TO BE DONE: Copy every line from the records below that holds the word "header".

ENTRIES SUPPLIED:

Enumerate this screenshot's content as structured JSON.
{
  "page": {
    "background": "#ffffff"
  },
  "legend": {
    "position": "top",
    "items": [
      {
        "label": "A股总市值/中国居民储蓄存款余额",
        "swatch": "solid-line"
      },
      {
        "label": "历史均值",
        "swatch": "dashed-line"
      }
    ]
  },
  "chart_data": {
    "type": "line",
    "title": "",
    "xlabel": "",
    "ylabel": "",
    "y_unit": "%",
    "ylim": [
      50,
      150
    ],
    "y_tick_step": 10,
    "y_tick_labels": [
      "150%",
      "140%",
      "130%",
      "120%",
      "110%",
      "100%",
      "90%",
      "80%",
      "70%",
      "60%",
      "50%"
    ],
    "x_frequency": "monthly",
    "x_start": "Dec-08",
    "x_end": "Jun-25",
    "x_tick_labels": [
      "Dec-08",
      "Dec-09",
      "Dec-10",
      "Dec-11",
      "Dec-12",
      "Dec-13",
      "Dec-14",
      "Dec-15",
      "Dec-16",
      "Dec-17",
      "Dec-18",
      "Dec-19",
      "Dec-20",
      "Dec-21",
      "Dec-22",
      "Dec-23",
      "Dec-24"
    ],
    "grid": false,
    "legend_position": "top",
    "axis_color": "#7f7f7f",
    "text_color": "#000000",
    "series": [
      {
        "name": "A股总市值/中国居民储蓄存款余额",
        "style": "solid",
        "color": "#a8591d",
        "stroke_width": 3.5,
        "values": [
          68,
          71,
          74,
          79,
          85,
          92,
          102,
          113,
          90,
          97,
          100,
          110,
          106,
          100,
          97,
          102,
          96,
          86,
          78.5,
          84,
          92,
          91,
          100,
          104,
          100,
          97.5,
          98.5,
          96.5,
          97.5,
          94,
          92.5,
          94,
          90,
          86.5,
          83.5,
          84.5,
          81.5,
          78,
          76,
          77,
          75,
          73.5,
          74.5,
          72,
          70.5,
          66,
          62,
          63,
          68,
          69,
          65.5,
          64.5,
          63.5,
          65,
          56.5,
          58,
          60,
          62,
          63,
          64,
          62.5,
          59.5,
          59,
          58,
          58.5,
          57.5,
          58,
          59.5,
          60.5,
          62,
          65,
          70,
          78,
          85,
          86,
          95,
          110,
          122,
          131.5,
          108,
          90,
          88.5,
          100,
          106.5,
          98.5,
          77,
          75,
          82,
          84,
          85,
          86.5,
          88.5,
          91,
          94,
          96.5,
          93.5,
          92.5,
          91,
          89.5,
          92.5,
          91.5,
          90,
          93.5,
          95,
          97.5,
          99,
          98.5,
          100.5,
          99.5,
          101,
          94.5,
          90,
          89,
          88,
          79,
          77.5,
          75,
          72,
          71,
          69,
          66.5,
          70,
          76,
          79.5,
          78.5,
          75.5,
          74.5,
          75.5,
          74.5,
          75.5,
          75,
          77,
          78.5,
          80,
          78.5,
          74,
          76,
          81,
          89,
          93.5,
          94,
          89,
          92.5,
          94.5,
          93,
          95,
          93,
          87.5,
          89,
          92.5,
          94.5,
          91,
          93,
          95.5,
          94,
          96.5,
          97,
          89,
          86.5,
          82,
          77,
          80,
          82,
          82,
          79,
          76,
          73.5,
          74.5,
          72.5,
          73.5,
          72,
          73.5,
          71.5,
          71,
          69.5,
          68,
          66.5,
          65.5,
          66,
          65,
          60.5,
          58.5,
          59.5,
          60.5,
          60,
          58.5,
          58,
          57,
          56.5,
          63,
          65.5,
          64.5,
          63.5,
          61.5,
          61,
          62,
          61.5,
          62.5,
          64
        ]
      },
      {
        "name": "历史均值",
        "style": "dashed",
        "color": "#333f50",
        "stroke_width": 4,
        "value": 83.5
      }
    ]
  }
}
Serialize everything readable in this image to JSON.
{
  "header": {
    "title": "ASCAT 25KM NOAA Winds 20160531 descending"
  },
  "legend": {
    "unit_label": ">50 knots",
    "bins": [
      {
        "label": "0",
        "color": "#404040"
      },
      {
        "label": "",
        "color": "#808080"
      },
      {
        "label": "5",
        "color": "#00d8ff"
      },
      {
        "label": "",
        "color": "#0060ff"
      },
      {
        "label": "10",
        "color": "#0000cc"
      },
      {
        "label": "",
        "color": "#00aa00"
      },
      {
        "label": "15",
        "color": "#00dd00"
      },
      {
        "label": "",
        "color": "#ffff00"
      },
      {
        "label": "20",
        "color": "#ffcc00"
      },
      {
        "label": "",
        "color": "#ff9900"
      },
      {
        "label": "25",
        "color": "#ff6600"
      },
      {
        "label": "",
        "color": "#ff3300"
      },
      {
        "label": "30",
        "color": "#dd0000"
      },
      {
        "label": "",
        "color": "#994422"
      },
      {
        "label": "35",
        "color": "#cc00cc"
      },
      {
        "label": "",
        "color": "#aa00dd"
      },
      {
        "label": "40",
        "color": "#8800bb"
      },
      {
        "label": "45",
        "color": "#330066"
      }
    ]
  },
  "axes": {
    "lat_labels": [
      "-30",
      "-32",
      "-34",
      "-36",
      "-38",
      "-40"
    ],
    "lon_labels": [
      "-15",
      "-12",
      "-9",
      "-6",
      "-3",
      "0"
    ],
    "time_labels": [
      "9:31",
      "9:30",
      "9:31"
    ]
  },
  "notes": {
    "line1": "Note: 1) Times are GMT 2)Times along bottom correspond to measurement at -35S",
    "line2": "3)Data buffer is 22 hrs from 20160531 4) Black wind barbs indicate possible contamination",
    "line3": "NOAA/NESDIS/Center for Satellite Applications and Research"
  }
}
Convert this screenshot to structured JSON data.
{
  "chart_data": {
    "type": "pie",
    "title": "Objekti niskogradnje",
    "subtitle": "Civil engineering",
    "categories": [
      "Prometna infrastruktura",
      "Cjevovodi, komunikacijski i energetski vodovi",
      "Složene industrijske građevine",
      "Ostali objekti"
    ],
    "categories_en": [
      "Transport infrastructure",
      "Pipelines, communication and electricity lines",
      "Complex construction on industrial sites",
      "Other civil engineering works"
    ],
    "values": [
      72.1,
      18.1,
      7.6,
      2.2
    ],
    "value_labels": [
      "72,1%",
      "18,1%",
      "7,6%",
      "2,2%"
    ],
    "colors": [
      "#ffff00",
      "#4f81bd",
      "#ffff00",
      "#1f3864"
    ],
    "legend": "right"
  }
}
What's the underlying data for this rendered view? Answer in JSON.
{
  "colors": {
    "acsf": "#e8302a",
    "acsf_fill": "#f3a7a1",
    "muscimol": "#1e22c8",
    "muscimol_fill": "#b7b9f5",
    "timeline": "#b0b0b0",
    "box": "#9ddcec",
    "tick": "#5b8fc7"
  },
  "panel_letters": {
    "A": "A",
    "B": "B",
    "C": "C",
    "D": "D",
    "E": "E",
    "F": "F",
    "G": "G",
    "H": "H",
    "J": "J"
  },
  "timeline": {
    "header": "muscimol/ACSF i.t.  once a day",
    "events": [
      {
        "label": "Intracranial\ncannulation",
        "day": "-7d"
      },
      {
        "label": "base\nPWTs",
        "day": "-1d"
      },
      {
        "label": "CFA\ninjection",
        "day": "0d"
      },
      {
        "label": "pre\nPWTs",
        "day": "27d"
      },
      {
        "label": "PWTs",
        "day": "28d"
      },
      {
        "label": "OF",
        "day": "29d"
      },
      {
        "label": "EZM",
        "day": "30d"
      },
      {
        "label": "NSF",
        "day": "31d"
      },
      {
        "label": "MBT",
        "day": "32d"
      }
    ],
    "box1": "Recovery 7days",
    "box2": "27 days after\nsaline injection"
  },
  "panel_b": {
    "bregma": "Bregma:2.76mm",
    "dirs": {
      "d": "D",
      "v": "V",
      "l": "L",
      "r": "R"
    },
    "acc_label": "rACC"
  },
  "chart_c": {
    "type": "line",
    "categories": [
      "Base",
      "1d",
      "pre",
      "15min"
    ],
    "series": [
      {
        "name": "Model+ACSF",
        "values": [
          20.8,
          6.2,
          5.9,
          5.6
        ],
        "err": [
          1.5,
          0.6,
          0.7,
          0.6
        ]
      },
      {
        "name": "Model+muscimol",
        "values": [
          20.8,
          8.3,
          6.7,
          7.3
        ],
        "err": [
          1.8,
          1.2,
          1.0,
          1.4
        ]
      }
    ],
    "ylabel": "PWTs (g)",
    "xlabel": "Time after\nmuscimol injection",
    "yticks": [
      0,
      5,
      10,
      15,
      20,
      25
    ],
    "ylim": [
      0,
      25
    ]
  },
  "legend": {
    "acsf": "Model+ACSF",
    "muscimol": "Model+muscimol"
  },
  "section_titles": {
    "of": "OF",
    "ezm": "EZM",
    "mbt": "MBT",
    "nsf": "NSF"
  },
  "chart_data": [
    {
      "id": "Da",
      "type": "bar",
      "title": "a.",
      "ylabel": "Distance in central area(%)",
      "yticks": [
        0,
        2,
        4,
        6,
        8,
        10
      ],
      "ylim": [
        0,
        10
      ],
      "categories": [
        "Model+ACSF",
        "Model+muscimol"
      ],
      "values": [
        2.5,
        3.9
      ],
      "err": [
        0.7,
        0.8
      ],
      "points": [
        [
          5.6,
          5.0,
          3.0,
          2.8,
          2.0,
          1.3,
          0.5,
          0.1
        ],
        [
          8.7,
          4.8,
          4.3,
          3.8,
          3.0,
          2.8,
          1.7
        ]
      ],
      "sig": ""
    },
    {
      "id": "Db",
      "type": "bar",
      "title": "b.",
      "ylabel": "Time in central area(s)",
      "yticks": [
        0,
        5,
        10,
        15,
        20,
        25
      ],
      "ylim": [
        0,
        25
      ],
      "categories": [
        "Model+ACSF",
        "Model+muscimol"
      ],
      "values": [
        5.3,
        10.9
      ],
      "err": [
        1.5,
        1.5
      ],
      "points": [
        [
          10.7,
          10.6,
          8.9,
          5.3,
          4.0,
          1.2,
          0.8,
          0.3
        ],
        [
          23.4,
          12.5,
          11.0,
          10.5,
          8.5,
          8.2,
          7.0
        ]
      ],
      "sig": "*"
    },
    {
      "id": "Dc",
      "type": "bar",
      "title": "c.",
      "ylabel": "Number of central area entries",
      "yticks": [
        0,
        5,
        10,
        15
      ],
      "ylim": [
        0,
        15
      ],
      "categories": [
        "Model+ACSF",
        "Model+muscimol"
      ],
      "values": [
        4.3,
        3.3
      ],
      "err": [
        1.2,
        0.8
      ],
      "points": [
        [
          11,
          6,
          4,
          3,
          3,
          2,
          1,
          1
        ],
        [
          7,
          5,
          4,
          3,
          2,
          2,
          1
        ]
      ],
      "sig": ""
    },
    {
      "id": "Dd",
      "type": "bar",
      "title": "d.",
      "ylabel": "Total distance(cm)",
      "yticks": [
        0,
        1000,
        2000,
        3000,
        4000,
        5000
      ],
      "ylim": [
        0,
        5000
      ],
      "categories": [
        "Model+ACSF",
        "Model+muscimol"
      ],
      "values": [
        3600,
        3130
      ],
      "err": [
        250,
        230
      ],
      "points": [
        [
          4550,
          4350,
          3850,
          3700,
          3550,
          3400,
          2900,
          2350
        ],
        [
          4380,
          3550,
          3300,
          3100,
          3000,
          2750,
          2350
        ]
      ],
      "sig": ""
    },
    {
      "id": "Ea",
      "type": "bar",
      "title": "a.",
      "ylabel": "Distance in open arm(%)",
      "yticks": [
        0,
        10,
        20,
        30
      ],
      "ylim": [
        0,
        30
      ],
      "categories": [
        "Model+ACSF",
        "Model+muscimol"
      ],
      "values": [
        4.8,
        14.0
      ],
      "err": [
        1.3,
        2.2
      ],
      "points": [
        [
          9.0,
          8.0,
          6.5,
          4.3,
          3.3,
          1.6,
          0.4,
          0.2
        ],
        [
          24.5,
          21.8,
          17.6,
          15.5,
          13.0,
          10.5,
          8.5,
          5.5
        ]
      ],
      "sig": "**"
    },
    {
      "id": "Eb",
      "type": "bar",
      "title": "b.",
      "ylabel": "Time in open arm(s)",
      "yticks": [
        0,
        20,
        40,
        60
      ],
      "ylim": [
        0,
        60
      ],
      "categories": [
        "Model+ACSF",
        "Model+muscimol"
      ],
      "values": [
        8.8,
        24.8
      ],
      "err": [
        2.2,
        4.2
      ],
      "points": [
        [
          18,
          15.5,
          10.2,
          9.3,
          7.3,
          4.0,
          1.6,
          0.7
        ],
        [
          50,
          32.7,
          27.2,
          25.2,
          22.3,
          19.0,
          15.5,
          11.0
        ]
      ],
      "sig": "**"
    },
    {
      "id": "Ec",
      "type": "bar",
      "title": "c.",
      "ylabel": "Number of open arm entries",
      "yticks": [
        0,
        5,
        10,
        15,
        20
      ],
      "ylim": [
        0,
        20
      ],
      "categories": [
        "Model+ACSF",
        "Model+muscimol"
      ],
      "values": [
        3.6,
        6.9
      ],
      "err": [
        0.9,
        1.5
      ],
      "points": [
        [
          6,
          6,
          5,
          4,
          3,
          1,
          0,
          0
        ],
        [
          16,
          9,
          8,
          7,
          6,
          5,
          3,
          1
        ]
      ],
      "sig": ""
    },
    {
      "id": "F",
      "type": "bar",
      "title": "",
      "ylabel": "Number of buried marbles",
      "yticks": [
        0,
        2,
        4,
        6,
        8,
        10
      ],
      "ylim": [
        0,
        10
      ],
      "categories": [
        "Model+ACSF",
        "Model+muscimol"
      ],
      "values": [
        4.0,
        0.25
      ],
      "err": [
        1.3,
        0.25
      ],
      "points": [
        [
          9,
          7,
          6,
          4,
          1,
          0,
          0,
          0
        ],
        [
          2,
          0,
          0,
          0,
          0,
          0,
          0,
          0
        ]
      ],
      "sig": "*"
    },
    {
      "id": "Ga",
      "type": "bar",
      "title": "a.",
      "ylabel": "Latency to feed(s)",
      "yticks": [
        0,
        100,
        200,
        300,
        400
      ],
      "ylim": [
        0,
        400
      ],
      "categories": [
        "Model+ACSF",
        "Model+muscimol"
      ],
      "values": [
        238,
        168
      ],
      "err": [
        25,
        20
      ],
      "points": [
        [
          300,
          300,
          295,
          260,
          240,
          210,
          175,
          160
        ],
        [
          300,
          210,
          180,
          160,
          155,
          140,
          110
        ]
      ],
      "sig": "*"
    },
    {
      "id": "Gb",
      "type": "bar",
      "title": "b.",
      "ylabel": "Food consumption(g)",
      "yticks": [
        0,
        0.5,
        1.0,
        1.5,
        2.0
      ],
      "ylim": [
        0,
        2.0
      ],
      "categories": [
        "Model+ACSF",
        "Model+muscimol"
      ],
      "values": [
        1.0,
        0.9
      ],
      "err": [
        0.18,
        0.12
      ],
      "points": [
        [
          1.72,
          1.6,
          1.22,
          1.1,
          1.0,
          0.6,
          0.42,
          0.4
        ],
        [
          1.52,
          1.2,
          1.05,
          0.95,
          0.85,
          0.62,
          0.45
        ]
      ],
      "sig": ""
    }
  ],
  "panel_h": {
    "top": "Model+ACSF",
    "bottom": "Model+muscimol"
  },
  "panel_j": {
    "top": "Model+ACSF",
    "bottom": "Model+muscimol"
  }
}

TASK RESPONSE:
  "header": {
    "header": "muscimol/ACSF i.t.  once a day",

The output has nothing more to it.